--- Start of Available data ---

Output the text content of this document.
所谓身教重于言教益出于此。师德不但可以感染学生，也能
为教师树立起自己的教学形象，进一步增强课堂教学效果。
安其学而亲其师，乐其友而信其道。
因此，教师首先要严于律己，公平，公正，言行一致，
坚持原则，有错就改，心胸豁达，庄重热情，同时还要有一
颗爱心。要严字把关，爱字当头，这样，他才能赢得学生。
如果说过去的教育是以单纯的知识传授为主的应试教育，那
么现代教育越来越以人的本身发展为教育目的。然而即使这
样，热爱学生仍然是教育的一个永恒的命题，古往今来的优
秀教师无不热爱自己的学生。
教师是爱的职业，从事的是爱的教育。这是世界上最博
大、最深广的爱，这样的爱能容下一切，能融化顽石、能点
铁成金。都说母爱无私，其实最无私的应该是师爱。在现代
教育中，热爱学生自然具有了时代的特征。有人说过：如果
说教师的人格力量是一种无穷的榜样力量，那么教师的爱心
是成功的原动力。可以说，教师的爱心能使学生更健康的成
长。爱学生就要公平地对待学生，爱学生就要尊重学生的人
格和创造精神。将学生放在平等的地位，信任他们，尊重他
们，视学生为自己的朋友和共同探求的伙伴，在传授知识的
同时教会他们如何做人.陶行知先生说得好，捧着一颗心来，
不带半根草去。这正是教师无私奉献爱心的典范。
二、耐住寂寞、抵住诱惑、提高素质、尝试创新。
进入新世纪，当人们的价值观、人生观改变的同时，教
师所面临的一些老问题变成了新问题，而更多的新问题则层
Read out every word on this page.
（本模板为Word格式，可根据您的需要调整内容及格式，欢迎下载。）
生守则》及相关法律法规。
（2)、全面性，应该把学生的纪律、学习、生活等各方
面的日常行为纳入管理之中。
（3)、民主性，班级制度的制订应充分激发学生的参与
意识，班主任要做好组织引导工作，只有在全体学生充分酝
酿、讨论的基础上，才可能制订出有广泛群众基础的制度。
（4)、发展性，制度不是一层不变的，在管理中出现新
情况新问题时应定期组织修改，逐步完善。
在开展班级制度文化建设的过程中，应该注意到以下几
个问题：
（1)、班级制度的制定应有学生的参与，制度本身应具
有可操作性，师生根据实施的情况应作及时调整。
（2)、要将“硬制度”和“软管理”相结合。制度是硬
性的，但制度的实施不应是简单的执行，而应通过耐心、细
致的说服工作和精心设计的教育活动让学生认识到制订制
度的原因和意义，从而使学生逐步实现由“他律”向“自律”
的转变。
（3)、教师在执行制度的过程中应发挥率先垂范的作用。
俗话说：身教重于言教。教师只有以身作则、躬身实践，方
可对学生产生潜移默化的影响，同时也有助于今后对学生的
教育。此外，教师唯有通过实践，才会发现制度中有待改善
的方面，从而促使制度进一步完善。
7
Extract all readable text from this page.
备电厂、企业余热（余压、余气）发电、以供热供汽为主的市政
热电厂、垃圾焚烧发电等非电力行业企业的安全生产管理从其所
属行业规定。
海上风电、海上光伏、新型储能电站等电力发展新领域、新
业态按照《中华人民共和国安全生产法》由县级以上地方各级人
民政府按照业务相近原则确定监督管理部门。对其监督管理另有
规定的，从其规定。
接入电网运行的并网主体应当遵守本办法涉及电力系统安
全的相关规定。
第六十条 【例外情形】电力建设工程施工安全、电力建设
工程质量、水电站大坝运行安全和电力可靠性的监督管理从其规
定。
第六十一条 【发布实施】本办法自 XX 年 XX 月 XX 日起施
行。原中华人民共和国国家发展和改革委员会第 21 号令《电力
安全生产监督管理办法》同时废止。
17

--- End of Available data ---

Written exercise:
Copy out all lines above that include the string "text".

Finished task:
Output the text content of this document.
Extract all readable text from this page.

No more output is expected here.